-- Begin SOURCE RECORDS --

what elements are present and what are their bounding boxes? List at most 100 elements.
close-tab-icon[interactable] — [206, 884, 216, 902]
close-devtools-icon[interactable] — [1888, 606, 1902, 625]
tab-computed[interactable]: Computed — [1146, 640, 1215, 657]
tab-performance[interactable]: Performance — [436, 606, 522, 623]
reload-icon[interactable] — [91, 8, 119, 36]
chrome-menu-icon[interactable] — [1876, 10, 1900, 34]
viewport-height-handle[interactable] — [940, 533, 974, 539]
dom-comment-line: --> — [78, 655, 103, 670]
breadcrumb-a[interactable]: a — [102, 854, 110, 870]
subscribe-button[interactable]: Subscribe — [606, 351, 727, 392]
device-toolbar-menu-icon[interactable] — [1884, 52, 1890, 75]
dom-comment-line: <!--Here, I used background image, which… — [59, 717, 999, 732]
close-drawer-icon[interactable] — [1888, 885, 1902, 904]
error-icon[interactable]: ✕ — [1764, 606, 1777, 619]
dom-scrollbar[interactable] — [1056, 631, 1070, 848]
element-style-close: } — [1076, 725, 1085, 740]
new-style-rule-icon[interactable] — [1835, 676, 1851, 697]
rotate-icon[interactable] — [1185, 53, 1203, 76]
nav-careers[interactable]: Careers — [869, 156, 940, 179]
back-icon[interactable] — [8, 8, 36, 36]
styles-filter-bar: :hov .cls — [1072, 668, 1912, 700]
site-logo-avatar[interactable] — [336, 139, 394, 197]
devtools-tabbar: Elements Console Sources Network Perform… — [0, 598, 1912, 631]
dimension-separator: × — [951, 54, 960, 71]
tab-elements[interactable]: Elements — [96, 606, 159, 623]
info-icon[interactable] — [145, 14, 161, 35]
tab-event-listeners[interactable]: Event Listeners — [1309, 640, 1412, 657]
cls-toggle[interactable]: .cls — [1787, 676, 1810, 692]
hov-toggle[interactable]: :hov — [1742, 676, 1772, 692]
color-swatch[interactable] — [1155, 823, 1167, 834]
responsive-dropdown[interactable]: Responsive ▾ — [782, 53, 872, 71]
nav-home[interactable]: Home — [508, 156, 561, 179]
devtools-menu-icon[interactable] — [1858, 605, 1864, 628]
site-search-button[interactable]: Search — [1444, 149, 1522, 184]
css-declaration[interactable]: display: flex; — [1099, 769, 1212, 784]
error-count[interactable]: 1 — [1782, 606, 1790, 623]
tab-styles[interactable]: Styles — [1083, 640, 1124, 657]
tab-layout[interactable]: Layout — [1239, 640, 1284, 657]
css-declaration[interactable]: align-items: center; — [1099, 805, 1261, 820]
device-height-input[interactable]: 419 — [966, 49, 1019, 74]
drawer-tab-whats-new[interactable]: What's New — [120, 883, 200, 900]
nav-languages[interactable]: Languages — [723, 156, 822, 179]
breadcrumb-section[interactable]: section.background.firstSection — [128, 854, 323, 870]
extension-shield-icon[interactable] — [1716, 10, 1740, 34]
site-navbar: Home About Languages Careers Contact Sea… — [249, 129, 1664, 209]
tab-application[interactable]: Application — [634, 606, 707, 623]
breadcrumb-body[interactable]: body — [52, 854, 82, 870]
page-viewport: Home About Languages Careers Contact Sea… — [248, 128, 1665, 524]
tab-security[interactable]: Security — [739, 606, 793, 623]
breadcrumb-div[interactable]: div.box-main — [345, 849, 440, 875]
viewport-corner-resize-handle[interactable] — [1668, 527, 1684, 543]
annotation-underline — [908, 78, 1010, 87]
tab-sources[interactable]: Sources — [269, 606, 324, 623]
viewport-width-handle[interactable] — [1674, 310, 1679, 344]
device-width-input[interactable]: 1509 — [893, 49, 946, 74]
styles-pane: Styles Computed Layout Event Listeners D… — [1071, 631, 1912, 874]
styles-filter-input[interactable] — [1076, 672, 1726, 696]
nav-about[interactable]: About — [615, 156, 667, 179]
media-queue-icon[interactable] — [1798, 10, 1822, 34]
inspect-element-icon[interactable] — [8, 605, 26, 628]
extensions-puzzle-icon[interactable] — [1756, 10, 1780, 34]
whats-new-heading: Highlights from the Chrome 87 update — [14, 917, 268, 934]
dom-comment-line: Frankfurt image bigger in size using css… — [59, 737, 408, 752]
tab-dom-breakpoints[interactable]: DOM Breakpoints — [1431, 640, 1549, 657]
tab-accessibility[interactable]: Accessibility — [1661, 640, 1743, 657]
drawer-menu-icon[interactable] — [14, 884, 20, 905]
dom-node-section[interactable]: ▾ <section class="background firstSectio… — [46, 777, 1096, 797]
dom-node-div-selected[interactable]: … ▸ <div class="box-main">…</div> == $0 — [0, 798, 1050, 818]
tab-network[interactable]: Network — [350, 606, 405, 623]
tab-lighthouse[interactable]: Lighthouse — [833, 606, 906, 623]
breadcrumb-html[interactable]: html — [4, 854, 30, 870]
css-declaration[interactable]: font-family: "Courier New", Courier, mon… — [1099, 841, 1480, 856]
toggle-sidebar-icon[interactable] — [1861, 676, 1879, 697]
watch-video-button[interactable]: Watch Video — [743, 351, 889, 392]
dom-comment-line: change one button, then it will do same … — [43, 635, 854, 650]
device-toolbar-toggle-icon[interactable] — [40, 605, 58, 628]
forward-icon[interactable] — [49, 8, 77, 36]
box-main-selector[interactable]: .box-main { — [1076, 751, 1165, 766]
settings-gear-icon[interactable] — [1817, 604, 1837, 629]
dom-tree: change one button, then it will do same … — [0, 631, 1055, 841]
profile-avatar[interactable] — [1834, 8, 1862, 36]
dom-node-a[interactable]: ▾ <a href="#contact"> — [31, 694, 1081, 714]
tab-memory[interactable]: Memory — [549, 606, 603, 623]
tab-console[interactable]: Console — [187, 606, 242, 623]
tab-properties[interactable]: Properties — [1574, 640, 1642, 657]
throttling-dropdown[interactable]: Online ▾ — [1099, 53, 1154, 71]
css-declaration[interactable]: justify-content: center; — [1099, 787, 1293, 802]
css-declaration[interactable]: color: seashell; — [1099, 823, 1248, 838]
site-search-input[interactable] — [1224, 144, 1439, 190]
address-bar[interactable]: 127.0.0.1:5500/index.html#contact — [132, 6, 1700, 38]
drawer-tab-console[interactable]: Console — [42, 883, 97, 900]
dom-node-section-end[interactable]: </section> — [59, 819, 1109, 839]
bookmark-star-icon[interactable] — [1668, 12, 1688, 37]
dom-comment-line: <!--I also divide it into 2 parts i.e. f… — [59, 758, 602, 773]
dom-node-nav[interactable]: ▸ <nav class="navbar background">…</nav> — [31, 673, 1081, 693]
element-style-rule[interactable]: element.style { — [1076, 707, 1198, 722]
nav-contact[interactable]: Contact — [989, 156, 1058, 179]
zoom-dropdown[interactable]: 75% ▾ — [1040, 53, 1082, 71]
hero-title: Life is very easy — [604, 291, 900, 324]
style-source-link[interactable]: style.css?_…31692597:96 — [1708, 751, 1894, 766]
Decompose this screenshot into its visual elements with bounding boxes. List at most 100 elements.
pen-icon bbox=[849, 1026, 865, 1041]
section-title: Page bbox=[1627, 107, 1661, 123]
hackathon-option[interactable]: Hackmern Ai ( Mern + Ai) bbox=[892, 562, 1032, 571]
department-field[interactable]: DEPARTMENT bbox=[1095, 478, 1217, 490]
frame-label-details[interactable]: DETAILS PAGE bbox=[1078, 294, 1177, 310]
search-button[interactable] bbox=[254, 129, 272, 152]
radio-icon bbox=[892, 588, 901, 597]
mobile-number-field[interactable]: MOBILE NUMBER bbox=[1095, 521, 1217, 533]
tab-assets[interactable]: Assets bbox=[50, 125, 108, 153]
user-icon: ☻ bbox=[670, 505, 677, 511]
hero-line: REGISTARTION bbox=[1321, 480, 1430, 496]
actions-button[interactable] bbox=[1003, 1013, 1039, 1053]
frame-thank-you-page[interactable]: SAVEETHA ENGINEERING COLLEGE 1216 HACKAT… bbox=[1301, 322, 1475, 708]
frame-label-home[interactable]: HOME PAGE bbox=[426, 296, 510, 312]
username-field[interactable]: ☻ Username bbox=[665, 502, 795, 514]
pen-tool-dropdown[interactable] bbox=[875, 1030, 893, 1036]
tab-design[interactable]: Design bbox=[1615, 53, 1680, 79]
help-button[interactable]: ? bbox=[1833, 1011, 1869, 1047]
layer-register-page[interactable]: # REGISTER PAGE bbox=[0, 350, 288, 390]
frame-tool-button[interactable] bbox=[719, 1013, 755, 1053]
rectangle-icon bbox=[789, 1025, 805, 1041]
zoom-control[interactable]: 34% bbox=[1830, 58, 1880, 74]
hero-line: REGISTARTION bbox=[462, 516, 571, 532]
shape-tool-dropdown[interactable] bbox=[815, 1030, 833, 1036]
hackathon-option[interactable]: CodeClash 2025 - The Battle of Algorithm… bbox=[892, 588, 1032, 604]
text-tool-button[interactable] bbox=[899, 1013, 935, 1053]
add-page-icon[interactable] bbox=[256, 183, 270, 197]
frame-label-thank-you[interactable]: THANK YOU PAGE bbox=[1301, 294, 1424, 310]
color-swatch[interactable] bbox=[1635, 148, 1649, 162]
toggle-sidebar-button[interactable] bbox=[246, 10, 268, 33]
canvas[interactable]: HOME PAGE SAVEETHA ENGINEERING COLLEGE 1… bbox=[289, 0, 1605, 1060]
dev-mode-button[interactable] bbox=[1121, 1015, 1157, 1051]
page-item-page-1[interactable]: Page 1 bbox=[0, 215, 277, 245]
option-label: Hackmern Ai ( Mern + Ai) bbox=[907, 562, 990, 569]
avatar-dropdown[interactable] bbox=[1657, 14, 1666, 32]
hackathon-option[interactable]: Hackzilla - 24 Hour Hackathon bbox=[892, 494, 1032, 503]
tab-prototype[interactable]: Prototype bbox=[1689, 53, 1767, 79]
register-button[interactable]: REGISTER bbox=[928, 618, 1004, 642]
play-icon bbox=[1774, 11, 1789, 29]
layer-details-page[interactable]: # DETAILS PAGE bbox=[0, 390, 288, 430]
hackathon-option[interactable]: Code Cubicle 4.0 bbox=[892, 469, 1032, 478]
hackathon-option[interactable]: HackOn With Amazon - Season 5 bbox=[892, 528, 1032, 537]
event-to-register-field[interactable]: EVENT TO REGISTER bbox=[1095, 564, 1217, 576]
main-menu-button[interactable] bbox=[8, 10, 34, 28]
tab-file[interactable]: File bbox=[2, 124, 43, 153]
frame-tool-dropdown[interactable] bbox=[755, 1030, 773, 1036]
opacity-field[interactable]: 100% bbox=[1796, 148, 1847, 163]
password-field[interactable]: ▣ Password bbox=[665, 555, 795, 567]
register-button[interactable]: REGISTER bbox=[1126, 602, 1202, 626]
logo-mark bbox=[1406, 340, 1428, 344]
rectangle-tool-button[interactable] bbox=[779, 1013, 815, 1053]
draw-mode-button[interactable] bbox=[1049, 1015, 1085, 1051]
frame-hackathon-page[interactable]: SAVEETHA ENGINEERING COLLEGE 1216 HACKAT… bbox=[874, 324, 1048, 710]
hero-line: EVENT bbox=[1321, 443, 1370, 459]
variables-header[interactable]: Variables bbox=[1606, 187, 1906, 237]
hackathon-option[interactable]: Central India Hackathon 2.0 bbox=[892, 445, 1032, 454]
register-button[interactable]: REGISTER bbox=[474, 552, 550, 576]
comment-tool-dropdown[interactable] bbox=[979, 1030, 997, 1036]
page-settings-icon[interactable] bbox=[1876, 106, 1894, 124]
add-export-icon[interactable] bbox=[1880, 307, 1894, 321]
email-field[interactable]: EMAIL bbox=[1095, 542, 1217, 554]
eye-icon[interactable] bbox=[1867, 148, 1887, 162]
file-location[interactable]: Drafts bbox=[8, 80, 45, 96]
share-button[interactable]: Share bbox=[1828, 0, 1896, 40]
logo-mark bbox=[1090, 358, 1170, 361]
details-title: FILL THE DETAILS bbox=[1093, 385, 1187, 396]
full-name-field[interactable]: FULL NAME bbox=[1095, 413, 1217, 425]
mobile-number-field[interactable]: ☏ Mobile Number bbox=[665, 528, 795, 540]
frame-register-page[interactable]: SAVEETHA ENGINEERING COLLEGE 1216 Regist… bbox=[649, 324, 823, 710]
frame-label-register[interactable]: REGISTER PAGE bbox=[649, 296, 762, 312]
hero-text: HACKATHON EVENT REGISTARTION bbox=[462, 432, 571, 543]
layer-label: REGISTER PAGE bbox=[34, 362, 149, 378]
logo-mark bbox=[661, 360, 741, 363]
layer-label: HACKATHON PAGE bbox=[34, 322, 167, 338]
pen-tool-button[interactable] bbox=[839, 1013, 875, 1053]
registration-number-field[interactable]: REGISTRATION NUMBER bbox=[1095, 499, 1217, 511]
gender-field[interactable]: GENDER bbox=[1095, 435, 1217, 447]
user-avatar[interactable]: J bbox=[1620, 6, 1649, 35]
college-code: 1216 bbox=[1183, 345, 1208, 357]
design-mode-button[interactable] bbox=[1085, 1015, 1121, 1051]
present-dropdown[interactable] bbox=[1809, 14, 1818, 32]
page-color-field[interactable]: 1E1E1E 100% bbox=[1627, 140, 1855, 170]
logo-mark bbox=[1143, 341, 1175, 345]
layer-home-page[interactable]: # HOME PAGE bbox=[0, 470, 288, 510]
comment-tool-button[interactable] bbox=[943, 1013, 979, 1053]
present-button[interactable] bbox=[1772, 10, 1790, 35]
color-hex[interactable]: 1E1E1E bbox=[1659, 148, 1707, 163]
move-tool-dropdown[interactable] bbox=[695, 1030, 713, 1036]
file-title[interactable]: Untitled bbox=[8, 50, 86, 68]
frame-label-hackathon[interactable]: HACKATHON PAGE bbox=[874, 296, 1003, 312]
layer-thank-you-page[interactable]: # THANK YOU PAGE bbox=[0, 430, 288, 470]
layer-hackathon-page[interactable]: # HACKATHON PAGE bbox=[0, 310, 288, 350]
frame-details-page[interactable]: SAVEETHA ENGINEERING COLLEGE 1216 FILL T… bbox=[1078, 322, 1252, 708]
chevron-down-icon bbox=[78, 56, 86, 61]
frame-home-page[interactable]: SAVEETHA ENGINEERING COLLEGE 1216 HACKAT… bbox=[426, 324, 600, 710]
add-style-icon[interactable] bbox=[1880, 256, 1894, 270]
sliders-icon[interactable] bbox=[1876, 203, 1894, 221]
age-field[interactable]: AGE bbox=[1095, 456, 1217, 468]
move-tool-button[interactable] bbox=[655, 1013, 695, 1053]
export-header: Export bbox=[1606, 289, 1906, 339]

-- End SOURCE RECORDS --

▸ **AIM**: Rewrite the lines from the first one through the line containing "chrome-menu-icon[interactable] — [1876, 10, 1900, 34]", replacing "bounding boxes" with "box coordinates" and leaving everything else the same.

▸ **SOLUTION TO THE EXERCISE**:
what elements are present and what are their box coordinates? List at most 100 elements.
close-tab-icon[interactable] — [206, 884, 216, 902]
close-devtools-icon[interactable] — [1888, 606, 1902, 625]
tab-computed[interactable]: Computed — [1146, 640, 1215, 657]
tab-performance[interactable]: Performance — [436, 606, 522, 623]
reload-icon[interactable] — [91, 8, 119, 36]
chrome-menu-icon[interactable] — [1876, 10, 1900, 34]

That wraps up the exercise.